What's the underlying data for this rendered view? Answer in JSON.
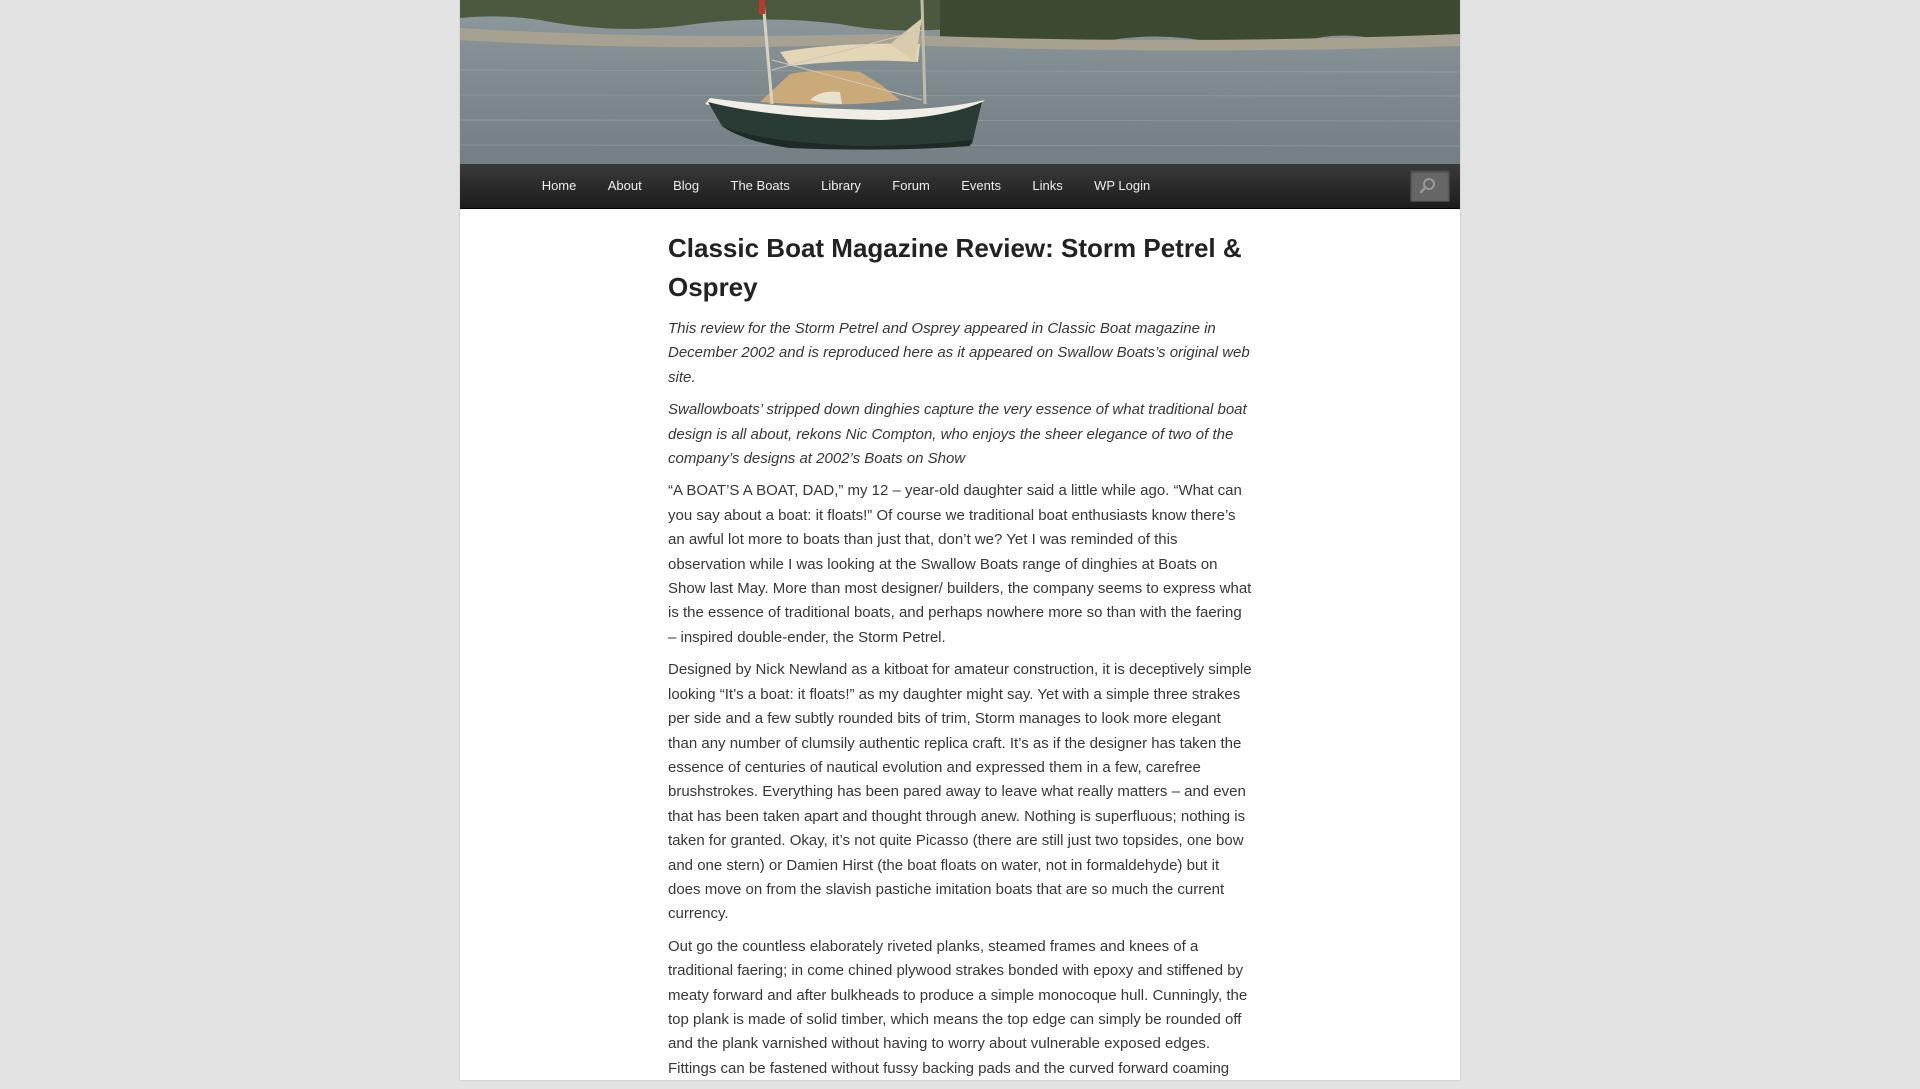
{
  "nav": {
    "items": [
      {
        "label": "Home"
      },
      {
        "label": "About"
      },
      {
        "label": "Blog"
      },
      {
        "label": "The Boats"
      },
      {
        "label": "Library"
      },
      {
        "label": "Forum"
      },
      {
        "label": "Events"
      },
      {
        "label": "Links"
      },
      {
        "label": "WP Login"
      }
    ],
    "search_icon": "search-icon"
  },
  "article": {
    "title": "Classic Boat Magazine Review: Storm Petrel & Osprey",
    "intro_1": "This review for the Storm Petrel and Osprey appeared in Classic Boat magazine in December 2002 and is reproduced here as it appeared on Swallow Boats’s original web site.",
    "intro_2": "Swallowboats’ stripped down dinghies capture the very essence of what traditional boat design is all about, rekons Nic Compton, who enjoys the sheer elegance of two of the company’s designs at 2002’s Boats on Show",
    "body_1": "“A BOAT’S A BOAT, DAD,” my 12 – year-old daughter said a little while ago. “What can you say about a boat: it floats!” Of course we traditional boat enthusiasts know there’s an awful lot more to boats than just that, don’t we? Yet I was reminded of this observation while I was looking at the Swallow Boats range of dinghies at Boats on Show last May. More than most designer/ builders, the company seems to express what is the essence of traditional boats, and perhaps nowhere more so than with the faering – inspired double-ender, the Storm Petrel.",
    "body_2": "Designed by Nick Newland as a kitboat for amateur construction, it is deceptively simple looking “It’s a boat: it floats!” as my daughter might say. Yet with a simple three strakes per side and a few subtly rounded bits of trim, Storm manages to look more elegant than any number of clumsily authentic replica craft. It’s as if the designer has taken the essence of centuries of nautical evolution and expressed them in a few, carefree brushstrokes. Everything has been pared away to leave what really matters – and even that has been taken apart and thought through anew. Nothing is superfluous; nothing is taken for granted. Okay, it’s not quite Picasso (there are still just two topsides, one bow and one stern) or Damien Hirst (the boat floats on water, not in formaldehyde) but it does move on from the slavish pastiche imitation boats that are so much the current currency.",
    "body_3": "Out go the countless elaborately riveted planks, steamed frames and knees of a traditional faering; in come chined plywood strakes bonded with epoxy and stiffened by meaty forward and after bulkheads to produce a simple monocoque hull. Cunningly, the top plank is made of solid timber, which means the top edge can simply be rounded off and the plank varnished without having to worry about vulnerable exposed edges. Fittings can be fastened without fussy backing pads and the curved forward coaming"
  }
}
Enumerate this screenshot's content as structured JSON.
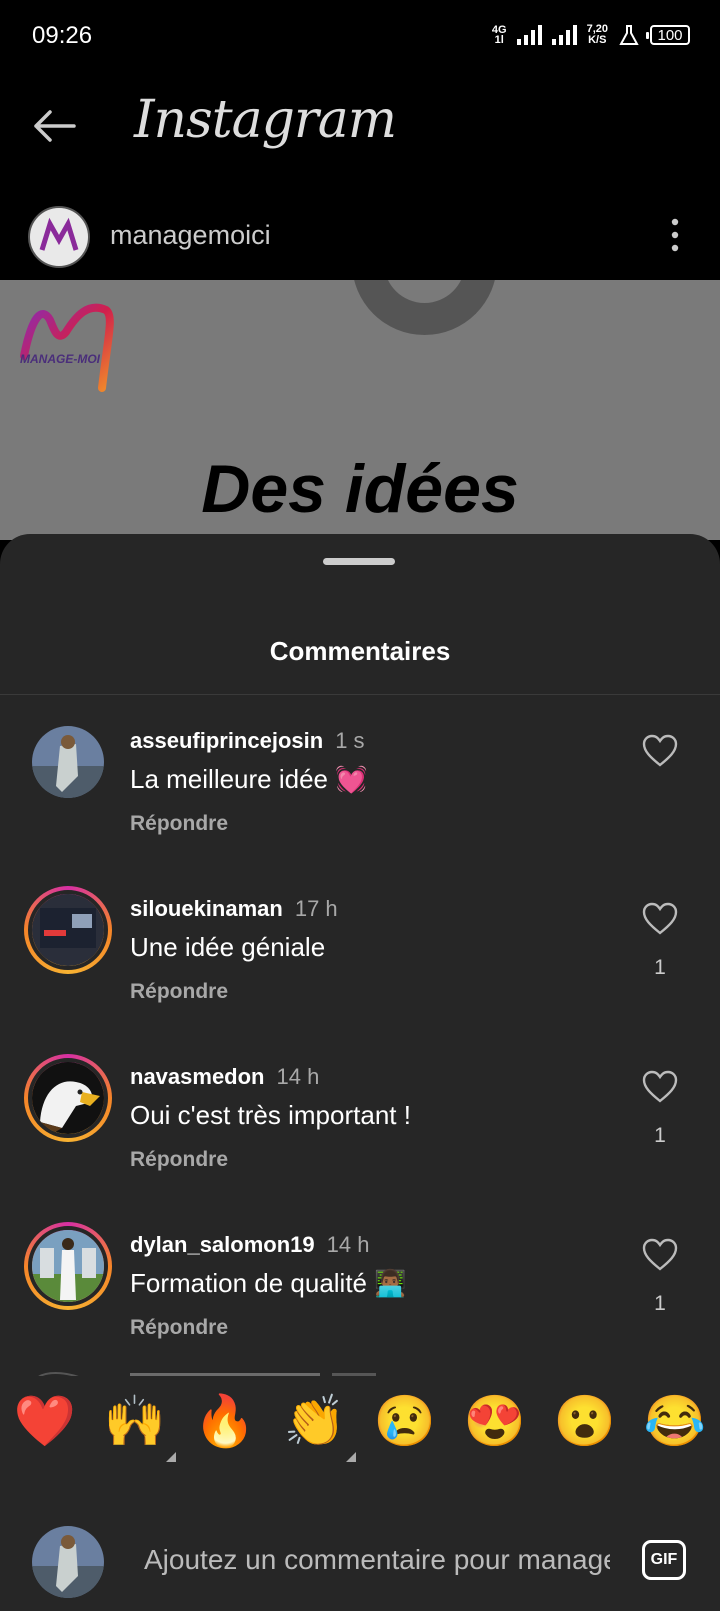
{
  "status_bar": {
    "time": "09:26",
    "network": "4G",
    "net_sub": "1l",
    "speed": "7,20",
    "speed_unit": "K/S",
    "battery": "100"
  },
  "app_bar": {
    "title": "Instagram"
  },
  "post_owner": {
    "username": "managemoici"
  },
  "post_image": {
    "brand": "MANAGE-MOI",
    "headline": "Des idées"
  },
  "sheet": {
    "title": "Commentaires"
  },
  "comments": [
    {
      "username": "asseufiprincejosin",
      "time": "1 s",
      "text": "La meilleure idée 💓",
      "reply": "Répondre",
      "likes": ""
    },
    {
      "username": "silouekinaman",
      "time": "17 h",
      "text": "Une idée géniale",
      "reply": "Répondre",
      "likes": "1"
    },
    {
      "username": "navasmedon",
      "time": "14 h",
      "text": "Oui c'est très important !",
      "reply": "Répondre",
      "likes": "1"
    },
    {
      "username": "dylan_salomon19",
      "time": "14 h",
      "text": "Formation de qualité 👨🏾‍💻",
      "reply": "Répondre",
      "likes": "1"
    }
  ],
  "reactions": [
    "❤️",
    "🙌",
    "🔥",
    "👏",
    "😢",
    "😍",
    "😮",
    "😂"
  ],
  "composer": {
    "placeholder": "Ajoutez un commentaire pour managemoici...",
    "gif_label": "GIF"
  },
  "colors": {
    "sheet_bg": "#262626",
    "muted_text": "#a8a8a8",
    "story_ring_start": "#d62fa4",
    "story_ring_end": "#f58529"
  }
}
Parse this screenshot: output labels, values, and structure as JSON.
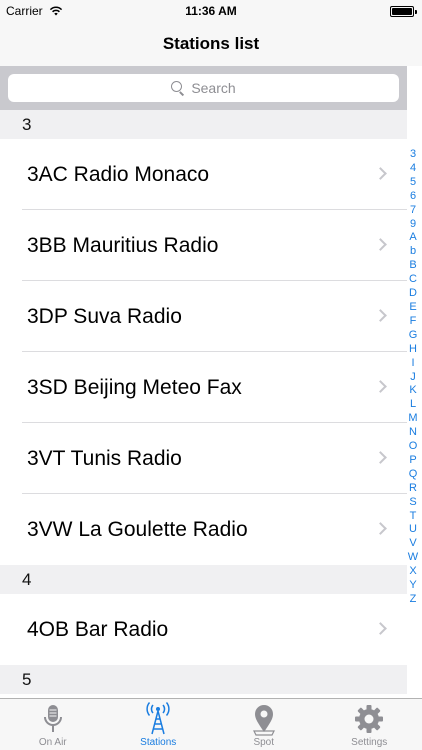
{
  "status_bar": {
    "carrier": "Carrier",
    "time": "11:36 AM"
  },
  "nav": {
    "title": "Stations list"
  },
  "search": {
    "placeholder": "Search"
  },
  "sections": [
    {
      "header": "3",
      "rows": [
        "3AC Radio Monaco",
        "3BB Mauritius Radio",
        "3DP Suva Radio",
        "3SD Beijing Meteo Fax",
        "3VT Tunis Radio",
        "3VW La Goulette Radio"
      ]
    },
    {
      "header": "4",
      "rows": [
        "4OB Bar Radio"
      ]
    },
    {
      "header": "5",
      "rows": []
    }
  ],
  "index": [
    "3",
    "4",
    "5",
    "6",
    "7",
    "9",
    "A",
    "b",
    "B",
    "C",
    "D",
    "E",
    "F",
    "G",
    "H",
    "I",
    "J",
    "K",
    "L",
    "M",
    "N",
    "O",
    "P",
    "Q",
    "R",
    "S",
    "T",
    "U",
    "V",
    "W",
    "X",
    "Y",
    "Z"
  ],
  "tabs": [
    {
      "label": "On Air",
      "icon": "microphone-icon",
      "active": false
    },
    {
      "label": "Stations",
      "icon": "antenna-tower-icon",
      "active": true
    },
    {
      "label": "Spot",
      "icon": "map-pin-icon",
      "active": false
    },
    {
      "label": "Settings",
      "icon": "gear-icon",
      "active": false
    }
  ],
  "colors": {
    "accent": "#1a7de0",
    "inactive": "#8e8e93"
  }
}
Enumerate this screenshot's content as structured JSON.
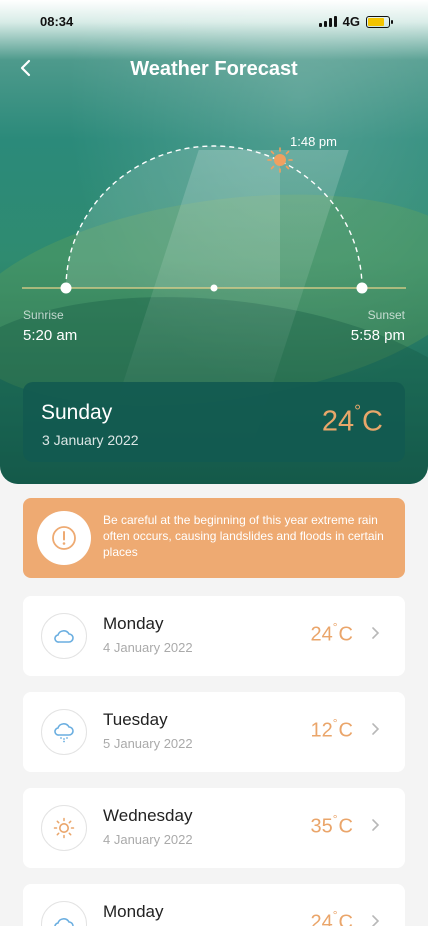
{
  "status_bar": {
    "time": "08:34",
    "network": "4G"
  },
  "header": {
    "title": "Weather Forecast",
    "back_icon": "chevron-left-icon"
  },
  "sun_arc": {
    "current_time": "1:48 pm",
    "sunrise_label": "Sunrise",
    "sunrise_time": "5:20 am",
    "sunset_label": "Sunset",
    "sunset_time": "5:58 pm",
    "sun_icon": "sun-icon",
    "sun_color": "#f0a060"
  },
  "today": {
    "day": "Sunday",
    "date": "3 January 2022",
    "temp_value": "24",
    "temp_unit": "C"
  },
  "alert": {
    "icon": "alert-circle-icon",
    "message": "Be careful at the beginning of this year extreme rain often occurs, causing landslides and floods in certain places",
    "color": "#eeaa72"
  },
  "forecast": [
    {
      "day": "Monday",
      "date": "4 January 2022",
      "temp_value": "24",
      "temp_unit": "C",
      "icon": "cloud-icon"
    },
    {
      "day": "Tuesday",
      "date": "5 January 2022",
      "temp_value": "12",
      "temp_unit": "C",
      "icon": "rain-cloud-icon"
    },
    {
      "day": "Wednesday",
      "date": "4 January 2022",
      "temp_value": "35",
      "temp_unit": "C",
      "icon": "sun-icon"
    },
    {
      "day": "Monday",
      "date": "",
      "temp_value": "24",
      "temp_unit": "C",
      "icon": "cloud-icon"
    }
  ]
}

══════════

- _EXERCISE DIRECTIONS_
Using the entries above, return each line in which the word "managemoici" occurs.

- _ANSWER TO THE PROBLEM_
    "username": "managemoici"
    "placeholder": "Ajoutez un commentaire pour managemoici...",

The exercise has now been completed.